DATASET CONTENT -
________
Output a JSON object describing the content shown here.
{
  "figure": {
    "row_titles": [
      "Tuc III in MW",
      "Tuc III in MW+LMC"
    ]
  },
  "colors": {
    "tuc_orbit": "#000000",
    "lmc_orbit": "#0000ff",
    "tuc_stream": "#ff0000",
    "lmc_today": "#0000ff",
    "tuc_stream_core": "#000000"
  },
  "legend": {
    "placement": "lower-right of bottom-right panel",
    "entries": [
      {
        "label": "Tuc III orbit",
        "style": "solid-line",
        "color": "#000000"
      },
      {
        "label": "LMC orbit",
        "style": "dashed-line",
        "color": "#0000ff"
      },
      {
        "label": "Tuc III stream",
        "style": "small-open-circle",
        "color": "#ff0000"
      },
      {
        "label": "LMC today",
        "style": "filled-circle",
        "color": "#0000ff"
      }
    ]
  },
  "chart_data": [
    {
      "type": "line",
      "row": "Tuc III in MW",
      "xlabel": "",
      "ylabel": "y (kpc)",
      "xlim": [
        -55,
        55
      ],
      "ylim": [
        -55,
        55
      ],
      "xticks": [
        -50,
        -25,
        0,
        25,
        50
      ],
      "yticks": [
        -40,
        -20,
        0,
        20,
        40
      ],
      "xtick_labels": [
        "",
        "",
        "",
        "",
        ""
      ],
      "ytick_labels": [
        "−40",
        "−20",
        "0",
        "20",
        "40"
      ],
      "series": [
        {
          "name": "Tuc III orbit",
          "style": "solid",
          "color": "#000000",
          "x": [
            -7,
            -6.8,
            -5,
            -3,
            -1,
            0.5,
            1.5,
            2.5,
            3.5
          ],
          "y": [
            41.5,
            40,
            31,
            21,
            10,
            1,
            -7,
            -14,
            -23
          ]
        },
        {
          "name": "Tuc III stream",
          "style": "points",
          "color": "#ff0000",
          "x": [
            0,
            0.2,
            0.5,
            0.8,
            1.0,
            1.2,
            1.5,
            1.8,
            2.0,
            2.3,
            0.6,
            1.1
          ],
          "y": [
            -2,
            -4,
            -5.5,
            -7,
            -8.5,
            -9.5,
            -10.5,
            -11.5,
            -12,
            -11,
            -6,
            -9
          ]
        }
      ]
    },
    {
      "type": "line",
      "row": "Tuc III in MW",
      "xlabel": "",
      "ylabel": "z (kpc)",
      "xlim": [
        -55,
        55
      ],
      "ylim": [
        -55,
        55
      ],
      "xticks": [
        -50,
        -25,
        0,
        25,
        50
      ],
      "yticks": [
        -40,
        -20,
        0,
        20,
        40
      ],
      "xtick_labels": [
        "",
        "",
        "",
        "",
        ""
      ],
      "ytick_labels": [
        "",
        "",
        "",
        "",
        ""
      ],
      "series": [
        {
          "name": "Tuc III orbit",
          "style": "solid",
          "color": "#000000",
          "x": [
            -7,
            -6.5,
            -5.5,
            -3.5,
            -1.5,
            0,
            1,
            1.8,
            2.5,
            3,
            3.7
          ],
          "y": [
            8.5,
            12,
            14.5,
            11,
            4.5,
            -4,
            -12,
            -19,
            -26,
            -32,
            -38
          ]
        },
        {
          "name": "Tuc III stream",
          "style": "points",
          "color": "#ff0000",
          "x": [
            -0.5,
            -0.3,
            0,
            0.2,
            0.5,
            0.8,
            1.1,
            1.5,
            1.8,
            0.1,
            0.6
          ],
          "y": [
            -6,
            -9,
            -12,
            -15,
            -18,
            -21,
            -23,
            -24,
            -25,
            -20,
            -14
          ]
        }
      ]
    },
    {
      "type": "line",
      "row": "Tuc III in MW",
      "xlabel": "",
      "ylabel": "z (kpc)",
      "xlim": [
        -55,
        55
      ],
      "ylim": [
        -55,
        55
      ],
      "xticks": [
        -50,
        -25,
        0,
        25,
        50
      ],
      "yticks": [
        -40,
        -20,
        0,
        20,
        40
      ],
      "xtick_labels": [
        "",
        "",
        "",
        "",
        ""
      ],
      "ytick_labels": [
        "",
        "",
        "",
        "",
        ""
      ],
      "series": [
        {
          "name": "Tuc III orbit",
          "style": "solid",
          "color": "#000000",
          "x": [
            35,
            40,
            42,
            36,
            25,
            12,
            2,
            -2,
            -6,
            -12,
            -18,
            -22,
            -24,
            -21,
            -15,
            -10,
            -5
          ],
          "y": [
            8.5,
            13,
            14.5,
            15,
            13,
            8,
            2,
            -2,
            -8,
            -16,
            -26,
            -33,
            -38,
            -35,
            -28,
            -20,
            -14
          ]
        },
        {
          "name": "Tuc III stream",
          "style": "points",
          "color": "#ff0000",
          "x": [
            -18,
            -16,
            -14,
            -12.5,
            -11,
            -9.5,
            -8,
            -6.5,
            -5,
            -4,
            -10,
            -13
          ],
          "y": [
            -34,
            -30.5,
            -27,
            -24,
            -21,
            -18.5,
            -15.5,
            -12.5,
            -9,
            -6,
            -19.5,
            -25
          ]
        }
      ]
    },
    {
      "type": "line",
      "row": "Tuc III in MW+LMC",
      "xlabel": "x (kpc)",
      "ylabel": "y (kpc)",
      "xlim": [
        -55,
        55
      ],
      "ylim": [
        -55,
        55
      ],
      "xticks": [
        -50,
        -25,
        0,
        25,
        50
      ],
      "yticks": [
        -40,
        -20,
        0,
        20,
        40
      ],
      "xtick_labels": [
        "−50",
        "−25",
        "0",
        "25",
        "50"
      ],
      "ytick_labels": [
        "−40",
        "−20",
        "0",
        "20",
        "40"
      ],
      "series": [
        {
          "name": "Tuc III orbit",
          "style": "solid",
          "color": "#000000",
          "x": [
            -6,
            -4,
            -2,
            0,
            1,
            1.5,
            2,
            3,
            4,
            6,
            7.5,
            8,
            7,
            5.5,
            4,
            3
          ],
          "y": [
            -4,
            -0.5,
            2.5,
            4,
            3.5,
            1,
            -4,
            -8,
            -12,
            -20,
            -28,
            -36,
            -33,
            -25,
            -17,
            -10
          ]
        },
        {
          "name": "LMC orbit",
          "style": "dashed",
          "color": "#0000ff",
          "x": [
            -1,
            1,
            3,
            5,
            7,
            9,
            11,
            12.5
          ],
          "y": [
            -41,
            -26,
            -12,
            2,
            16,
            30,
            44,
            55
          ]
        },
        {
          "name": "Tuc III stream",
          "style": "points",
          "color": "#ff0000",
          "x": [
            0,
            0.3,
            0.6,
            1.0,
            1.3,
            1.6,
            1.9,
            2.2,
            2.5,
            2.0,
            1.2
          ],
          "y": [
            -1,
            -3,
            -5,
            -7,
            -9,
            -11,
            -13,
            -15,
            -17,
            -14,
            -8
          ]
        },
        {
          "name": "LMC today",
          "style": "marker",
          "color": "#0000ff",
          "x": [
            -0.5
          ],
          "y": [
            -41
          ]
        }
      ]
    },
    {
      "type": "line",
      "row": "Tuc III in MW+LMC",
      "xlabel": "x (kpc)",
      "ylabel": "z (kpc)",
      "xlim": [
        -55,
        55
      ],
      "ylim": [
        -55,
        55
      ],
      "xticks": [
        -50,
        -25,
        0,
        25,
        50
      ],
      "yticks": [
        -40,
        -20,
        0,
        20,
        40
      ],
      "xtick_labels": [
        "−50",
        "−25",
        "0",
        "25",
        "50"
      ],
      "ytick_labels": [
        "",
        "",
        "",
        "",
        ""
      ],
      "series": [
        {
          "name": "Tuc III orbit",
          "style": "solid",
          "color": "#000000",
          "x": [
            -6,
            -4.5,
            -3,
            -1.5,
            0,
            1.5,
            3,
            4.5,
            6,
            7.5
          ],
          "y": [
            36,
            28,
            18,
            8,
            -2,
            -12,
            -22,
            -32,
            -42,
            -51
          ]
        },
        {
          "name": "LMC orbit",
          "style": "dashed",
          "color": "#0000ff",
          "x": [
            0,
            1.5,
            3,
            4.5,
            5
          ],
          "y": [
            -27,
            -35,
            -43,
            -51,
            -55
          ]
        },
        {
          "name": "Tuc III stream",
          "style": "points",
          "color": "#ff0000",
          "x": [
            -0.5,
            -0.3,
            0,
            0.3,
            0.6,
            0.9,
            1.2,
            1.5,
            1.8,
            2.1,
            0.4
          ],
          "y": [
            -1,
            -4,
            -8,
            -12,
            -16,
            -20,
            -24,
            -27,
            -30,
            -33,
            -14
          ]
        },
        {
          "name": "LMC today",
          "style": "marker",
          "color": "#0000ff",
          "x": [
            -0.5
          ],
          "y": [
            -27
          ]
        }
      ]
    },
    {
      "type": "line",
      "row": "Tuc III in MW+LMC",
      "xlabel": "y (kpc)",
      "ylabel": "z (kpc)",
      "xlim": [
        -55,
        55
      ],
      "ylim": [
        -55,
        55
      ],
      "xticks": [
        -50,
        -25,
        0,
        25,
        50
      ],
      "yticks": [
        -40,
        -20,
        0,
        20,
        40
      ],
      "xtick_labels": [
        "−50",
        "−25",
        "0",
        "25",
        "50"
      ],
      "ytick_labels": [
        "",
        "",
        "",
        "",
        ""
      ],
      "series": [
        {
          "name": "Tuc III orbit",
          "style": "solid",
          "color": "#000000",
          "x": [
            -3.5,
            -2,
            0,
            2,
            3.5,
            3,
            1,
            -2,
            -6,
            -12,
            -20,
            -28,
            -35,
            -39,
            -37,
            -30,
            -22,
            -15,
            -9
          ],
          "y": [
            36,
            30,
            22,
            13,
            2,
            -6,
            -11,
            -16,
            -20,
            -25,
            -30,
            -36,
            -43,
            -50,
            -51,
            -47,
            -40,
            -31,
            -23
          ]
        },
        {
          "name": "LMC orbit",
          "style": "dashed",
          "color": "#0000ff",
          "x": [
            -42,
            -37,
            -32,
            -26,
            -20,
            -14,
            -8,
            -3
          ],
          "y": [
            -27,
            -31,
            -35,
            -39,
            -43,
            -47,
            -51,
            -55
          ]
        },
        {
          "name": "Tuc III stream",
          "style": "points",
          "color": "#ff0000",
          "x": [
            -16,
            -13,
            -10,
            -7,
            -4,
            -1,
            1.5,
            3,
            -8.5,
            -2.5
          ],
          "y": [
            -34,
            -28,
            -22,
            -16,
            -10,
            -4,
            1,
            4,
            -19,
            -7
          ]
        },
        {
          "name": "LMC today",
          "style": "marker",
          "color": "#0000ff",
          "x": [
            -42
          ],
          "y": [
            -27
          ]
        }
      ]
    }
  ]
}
________
Pick out each line in the material containing "circle".

RESULT FOR THIS EXERCISE -
        "style": "small-open-circle",
        "style": "filled-circle",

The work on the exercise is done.